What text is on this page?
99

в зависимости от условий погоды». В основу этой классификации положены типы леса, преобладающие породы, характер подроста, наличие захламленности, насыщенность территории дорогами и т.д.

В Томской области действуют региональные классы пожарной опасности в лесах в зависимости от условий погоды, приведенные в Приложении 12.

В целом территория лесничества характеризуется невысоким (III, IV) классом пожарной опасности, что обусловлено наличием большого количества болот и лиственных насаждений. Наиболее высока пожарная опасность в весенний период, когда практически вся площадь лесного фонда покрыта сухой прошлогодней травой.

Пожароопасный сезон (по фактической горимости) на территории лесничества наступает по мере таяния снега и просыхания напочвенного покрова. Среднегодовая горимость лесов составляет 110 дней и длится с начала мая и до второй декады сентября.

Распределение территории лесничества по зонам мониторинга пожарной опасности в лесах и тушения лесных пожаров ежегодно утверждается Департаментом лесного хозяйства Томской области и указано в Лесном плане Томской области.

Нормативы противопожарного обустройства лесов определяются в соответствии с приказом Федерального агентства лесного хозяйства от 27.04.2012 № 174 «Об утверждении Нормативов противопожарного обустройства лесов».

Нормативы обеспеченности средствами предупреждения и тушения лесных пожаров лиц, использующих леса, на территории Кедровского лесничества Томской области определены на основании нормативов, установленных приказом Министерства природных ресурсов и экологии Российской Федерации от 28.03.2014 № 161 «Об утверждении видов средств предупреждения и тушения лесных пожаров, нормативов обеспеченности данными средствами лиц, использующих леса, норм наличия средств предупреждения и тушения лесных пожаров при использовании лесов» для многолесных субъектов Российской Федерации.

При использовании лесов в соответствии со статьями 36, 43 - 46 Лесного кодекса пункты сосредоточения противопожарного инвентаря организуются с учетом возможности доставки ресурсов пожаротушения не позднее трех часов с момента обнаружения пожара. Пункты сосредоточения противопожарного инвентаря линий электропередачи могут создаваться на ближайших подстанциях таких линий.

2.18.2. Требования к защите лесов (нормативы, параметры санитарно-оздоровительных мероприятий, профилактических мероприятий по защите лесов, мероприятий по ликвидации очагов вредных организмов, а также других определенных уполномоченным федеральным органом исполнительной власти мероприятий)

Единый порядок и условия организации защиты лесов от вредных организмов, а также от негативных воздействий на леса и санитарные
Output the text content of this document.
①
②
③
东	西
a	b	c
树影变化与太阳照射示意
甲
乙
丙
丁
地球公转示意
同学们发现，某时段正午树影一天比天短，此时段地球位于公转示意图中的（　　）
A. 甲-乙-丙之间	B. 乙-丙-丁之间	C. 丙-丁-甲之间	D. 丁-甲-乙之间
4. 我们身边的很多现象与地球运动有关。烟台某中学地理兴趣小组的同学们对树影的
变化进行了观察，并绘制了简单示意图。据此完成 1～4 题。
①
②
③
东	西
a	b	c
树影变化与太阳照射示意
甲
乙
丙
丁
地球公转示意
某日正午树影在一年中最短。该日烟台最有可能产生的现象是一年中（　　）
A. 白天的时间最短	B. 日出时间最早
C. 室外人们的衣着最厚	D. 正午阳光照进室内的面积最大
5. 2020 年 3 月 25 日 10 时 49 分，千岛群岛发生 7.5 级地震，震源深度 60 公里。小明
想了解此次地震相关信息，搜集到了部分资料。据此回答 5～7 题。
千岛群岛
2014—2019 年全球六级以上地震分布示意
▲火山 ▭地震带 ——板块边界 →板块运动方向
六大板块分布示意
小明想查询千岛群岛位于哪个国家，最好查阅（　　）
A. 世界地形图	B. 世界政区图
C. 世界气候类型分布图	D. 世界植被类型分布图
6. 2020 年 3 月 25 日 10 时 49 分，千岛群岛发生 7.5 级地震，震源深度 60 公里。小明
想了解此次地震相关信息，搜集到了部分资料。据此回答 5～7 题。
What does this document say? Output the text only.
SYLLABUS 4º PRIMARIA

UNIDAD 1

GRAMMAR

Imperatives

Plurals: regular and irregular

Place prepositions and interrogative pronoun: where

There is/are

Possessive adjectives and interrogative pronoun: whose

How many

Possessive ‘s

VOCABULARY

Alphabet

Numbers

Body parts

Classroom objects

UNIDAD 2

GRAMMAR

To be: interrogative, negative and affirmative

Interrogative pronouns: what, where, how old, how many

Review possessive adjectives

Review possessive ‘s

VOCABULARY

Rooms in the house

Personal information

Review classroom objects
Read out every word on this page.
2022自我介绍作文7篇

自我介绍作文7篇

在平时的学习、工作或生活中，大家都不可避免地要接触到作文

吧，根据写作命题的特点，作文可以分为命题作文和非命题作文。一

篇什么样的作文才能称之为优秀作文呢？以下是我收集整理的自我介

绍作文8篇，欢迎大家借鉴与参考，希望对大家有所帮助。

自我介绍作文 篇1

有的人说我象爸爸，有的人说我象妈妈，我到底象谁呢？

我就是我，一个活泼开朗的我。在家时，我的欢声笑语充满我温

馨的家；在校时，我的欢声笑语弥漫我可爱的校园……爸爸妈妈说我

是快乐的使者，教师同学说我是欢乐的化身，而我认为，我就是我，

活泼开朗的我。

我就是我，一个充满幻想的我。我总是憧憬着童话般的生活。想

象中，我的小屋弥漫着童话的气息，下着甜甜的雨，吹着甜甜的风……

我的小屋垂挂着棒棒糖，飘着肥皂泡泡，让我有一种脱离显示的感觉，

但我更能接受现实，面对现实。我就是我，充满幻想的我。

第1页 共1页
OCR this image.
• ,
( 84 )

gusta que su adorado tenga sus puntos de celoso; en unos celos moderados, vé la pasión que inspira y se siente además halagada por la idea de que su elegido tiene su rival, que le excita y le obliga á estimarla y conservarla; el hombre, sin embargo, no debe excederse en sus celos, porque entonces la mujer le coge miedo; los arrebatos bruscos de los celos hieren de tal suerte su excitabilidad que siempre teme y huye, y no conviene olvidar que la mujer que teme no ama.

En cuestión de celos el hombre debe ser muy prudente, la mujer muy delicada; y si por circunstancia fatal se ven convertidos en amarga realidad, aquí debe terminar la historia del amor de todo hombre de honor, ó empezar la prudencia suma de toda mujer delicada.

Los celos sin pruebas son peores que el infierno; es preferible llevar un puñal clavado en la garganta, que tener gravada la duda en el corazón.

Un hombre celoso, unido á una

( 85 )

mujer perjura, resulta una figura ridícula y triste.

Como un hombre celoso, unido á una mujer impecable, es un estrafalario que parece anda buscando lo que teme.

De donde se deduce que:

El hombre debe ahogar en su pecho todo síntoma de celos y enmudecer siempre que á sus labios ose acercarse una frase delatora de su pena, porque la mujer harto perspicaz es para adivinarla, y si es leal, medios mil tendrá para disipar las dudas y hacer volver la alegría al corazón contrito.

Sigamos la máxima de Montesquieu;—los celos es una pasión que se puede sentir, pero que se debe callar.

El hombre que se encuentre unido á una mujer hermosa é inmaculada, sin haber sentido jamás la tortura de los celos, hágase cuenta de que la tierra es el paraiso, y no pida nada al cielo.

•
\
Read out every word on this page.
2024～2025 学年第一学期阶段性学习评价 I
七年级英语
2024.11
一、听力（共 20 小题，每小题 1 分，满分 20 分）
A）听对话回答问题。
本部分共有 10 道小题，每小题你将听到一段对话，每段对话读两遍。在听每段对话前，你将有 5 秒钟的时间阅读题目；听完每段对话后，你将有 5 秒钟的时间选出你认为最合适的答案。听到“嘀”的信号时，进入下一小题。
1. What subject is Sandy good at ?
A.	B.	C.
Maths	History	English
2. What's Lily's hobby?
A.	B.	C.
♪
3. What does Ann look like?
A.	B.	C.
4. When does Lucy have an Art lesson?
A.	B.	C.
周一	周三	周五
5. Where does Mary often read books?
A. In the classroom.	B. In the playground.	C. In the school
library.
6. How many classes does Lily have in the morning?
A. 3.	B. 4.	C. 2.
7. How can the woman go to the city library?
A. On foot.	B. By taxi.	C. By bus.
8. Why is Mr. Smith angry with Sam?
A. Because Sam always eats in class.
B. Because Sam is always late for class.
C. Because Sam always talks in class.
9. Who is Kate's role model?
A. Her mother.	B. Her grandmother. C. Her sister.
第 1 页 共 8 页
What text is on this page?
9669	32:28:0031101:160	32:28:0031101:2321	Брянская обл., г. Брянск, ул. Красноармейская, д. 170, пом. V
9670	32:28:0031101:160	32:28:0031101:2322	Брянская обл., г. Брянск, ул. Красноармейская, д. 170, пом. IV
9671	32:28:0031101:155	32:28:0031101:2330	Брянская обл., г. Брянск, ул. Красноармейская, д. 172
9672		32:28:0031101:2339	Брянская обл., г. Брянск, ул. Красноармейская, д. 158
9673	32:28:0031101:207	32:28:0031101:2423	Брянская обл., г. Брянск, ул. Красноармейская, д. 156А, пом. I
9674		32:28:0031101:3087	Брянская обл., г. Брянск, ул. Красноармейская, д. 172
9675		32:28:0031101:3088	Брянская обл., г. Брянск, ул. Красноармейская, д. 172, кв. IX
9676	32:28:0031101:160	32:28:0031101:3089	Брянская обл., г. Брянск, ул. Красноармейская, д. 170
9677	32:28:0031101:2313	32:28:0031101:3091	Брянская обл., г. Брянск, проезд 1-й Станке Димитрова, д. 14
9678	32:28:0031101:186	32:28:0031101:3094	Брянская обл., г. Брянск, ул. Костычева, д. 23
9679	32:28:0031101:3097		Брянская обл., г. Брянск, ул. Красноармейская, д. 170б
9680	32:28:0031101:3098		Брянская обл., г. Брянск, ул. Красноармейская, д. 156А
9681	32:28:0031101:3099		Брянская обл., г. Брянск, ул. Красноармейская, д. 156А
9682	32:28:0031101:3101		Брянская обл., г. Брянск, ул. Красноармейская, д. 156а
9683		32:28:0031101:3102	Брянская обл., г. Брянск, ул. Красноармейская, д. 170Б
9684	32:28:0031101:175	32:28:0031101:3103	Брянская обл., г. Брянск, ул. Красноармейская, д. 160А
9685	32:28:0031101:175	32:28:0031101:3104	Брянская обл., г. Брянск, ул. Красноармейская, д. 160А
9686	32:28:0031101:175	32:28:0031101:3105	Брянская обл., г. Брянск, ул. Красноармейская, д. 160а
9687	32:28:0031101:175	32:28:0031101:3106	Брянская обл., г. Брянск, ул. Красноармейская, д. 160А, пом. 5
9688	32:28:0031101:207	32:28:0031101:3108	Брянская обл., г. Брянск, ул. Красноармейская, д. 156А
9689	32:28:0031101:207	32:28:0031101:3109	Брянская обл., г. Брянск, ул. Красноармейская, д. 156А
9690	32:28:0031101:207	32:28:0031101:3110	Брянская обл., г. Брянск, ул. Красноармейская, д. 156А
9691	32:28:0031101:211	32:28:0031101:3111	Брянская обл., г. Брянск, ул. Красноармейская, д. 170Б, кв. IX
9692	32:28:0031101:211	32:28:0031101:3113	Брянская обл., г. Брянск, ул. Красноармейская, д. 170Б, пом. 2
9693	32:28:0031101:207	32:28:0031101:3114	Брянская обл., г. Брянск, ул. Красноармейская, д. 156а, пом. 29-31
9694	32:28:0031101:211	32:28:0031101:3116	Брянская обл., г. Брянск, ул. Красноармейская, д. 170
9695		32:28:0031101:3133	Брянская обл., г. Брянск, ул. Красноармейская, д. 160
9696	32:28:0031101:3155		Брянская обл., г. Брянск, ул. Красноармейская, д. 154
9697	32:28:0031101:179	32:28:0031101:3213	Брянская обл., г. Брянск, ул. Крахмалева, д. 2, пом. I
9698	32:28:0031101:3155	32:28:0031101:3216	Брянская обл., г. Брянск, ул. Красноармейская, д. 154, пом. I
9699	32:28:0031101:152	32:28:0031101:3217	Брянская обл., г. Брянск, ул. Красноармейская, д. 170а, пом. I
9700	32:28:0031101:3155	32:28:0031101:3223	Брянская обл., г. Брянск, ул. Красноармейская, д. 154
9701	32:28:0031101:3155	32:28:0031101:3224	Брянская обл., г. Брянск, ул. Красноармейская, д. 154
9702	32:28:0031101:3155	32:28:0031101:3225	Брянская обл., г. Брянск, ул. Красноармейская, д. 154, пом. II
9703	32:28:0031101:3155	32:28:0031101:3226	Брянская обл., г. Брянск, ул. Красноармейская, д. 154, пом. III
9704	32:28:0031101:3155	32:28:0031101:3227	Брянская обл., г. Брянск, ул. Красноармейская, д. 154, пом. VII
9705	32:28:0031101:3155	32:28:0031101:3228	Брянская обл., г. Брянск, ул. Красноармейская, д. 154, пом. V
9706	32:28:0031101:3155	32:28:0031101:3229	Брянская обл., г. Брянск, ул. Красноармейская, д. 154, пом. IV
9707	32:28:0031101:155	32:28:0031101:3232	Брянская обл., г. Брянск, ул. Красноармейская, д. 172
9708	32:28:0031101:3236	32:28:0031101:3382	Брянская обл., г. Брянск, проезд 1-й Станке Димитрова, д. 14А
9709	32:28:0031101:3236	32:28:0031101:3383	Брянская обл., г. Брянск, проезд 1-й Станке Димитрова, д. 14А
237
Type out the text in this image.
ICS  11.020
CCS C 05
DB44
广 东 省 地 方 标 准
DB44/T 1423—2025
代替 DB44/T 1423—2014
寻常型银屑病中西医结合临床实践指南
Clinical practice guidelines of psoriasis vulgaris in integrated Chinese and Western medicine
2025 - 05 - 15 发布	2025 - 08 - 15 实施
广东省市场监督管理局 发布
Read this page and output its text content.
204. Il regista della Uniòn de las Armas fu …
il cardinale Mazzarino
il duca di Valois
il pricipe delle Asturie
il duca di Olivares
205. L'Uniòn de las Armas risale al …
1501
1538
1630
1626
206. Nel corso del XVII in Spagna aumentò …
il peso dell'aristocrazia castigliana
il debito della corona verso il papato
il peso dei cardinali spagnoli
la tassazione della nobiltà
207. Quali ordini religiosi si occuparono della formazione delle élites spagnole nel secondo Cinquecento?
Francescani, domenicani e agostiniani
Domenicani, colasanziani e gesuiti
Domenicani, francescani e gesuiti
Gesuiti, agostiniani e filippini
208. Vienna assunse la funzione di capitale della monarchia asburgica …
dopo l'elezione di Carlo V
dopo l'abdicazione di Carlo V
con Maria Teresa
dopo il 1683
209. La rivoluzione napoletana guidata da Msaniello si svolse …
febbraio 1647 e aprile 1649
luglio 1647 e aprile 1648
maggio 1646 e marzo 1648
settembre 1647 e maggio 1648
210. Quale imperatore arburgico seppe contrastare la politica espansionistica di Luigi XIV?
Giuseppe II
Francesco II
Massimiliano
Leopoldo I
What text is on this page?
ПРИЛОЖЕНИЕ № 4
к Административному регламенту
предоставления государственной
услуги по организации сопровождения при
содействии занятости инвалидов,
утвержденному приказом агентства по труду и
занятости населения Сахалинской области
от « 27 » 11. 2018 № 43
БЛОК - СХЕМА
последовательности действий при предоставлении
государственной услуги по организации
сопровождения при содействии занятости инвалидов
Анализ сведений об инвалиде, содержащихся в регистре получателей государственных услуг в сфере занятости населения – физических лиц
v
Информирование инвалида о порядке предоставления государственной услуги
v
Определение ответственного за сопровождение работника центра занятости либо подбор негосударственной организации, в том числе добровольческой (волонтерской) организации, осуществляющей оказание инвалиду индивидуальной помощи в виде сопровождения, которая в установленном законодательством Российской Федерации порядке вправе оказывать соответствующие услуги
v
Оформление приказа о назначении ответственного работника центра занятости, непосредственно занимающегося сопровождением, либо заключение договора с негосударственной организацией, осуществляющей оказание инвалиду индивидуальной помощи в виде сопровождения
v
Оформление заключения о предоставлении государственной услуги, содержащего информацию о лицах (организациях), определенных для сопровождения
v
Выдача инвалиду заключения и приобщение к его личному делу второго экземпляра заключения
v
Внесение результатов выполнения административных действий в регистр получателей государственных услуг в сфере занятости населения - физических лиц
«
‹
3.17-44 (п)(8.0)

Exercise objective
Each line in the data that holds the string "предоставления" should be found and copied.

Answer to this task
предоставления государственной
Информирование инвалида о порядке предоставления государственной услуги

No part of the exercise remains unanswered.